In the material below, the lines containing the word "results" are required; copy each of them.

■ Information given:
^^^^

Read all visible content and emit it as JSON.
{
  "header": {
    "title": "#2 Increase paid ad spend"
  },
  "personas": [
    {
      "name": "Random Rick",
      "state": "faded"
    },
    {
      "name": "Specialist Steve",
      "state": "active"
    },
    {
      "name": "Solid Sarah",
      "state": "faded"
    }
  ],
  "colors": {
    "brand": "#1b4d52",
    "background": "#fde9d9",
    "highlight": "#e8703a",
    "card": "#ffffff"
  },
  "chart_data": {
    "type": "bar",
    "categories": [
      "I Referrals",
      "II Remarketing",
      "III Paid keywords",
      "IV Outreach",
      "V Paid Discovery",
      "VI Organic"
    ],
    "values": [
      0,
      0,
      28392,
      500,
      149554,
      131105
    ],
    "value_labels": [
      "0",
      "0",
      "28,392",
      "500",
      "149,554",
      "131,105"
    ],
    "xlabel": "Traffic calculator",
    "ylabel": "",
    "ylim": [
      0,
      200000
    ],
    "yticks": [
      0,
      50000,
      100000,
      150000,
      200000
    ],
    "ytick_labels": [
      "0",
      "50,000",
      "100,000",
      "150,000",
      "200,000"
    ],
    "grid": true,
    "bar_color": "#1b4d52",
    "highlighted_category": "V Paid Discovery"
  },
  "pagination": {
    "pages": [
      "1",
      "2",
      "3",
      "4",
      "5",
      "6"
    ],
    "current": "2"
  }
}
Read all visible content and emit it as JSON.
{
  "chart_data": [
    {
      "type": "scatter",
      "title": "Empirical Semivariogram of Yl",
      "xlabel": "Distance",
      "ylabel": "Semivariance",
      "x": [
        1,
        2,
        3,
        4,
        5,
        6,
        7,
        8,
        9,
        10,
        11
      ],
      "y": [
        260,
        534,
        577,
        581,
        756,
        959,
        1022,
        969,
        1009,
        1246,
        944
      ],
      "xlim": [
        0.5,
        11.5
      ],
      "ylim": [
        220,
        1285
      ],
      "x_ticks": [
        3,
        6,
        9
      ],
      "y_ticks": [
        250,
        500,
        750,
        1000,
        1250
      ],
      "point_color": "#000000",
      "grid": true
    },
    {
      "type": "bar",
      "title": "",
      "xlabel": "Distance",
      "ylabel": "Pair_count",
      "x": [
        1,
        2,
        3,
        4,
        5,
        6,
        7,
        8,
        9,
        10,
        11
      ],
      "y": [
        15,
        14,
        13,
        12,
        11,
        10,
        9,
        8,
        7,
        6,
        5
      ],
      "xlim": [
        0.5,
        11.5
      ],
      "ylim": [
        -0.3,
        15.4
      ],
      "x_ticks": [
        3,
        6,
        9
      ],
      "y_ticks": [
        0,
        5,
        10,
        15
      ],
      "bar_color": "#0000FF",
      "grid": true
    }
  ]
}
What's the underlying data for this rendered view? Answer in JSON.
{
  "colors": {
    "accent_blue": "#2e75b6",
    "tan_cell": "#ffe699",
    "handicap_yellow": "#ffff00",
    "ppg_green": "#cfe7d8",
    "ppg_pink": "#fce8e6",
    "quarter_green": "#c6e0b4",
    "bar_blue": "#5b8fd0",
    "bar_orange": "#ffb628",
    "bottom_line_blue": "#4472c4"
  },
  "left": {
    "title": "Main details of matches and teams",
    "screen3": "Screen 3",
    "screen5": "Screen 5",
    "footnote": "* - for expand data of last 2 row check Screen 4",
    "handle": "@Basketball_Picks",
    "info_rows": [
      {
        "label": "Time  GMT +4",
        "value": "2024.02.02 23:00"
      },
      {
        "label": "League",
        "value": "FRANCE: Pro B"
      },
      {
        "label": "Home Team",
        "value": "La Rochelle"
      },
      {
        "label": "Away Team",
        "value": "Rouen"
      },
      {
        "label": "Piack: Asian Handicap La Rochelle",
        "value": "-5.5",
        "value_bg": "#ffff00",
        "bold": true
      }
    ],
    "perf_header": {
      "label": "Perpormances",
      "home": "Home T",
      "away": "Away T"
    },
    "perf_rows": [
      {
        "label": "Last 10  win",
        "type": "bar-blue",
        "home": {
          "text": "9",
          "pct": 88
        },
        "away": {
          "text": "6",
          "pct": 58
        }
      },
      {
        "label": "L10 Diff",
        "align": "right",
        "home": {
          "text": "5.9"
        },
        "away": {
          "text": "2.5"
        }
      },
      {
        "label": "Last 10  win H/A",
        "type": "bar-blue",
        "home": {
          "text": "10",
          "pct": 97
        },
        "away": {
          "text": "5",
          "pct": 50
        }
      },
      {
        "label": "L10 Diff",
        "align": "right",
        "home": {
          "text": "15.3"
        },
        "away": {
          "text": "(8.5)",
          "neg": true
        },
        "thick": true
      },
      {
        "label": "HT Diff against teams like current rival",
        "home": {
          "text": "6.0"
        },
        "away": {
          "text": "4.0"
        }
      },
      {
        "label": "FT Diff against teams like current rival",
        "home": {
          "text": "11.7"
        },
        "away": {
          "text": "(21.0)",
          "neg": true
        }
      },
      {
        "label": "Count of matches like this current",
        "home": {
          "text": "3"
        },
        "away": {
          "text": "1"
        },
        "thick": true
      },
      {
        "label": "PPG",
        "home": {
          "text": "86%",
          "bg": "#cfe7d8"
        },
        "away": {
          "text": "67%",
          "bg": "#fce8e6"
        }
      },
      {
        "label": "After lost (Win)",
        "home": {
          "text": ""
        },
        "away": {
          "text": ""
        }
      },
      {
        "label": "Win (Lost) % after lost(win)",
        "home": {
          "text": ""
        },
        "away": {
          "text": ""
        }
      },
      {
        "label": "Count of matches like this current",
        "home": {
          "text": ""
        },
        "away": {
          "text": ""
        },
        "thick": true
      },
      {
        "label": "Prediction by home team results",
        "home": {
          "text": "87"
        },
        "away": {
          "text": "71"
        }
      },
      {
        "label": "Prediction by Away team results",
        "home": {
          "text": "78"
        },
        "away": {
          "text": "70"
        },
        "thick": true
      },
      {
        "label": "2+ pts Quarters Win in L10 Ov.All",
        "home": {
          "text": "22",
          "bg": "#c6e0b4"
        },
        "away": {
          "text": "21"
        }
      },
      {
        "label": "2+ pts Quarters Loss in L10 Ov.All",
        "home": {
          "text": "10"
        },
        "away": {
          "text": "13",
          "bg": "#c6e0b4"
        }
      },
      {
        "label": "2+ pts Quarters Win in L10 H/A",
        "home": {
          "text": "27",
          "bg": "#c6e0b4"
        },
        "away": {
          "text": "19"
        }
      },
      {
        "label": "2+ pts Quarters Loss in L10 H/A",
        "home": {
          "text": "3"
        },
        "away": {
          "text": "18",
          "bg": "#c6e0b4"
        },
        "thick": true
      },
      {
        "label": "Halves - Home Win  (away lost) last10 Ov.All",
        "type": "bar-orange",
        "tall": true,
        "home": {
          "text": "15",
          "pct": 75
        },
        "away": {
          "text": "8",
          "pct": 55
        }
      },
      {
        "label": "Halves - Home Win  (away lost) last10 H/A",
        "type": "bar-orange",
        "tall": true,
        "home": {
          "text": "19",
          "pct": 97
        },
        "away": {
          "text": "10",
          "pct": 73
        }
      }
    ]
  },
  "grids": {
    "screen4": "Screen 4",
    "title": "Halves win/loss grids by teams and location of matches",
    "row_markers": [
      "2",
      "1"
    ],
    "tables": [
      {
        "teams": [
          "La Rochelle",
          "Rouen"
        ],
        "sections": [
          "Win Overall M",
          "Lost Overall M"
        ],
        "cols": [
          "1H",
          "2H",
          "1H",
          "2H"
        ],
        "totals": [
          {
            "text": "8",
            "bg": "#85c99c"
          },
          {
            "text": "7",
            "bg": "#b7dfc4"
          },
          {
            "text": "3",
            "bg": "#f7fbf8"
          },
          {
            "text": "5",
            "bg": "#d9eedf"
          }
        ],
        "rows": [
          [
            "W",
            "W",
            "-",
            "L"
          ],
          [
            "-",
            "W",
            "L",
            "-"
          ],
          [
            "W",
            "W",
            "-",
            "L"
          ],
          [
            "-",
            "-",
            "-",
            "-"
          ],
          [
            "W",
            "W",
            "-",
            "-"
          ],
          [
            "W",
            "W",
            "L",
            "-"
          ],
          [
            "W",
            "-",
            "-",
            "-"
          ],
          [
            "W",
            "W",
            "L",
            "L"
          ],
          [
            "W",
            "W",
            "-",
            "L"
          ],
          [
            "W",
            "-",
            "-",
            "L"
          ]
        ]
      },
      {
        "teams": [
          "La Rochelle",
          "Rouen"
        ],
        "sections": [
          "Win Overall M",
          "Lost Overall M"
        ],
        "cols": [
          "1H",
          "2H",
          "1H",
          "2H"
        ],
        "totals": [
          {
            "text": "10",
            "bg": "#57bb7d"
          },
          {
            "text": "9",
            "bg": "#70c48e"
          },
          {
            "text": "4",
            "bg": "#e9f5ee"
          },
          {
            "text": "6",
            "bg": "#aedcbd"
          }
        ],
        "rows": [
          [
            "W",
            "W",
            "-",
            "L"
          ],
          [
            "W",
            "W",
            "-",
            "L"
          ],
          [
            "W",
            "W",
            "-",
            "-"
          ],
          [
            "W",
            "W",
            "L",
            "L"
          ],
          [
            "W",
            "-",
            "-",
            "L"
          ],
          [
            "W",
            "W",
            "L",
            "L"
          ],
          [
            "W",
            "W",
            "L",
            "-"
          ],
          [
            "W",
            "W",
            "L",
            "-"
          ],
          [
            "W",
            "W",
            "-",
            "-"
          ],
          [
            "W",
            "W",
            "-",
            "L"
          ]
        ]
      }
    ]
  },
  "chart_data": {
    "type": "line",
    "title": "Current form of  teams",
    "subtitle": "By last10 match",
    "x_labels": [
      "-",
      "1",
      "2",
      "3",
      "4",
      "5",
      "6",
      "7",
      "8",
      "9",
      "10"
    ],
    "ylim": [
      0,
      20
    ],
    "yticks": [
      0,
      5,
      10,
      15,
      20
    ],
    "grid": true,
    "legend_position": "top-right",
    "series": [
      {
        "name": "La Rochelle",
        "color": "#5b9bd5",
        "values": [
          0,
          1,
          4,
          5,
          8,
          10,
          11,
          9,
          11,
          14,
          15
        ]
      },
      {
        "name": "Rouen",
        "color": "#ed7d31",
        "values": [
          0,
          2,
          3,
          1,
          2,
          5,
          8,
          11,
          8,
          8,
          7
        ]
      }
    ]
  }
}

^^^^

■ Completed exercise:
        "label": "Prediction by home team results",
        "label": "Prediction by Away team results",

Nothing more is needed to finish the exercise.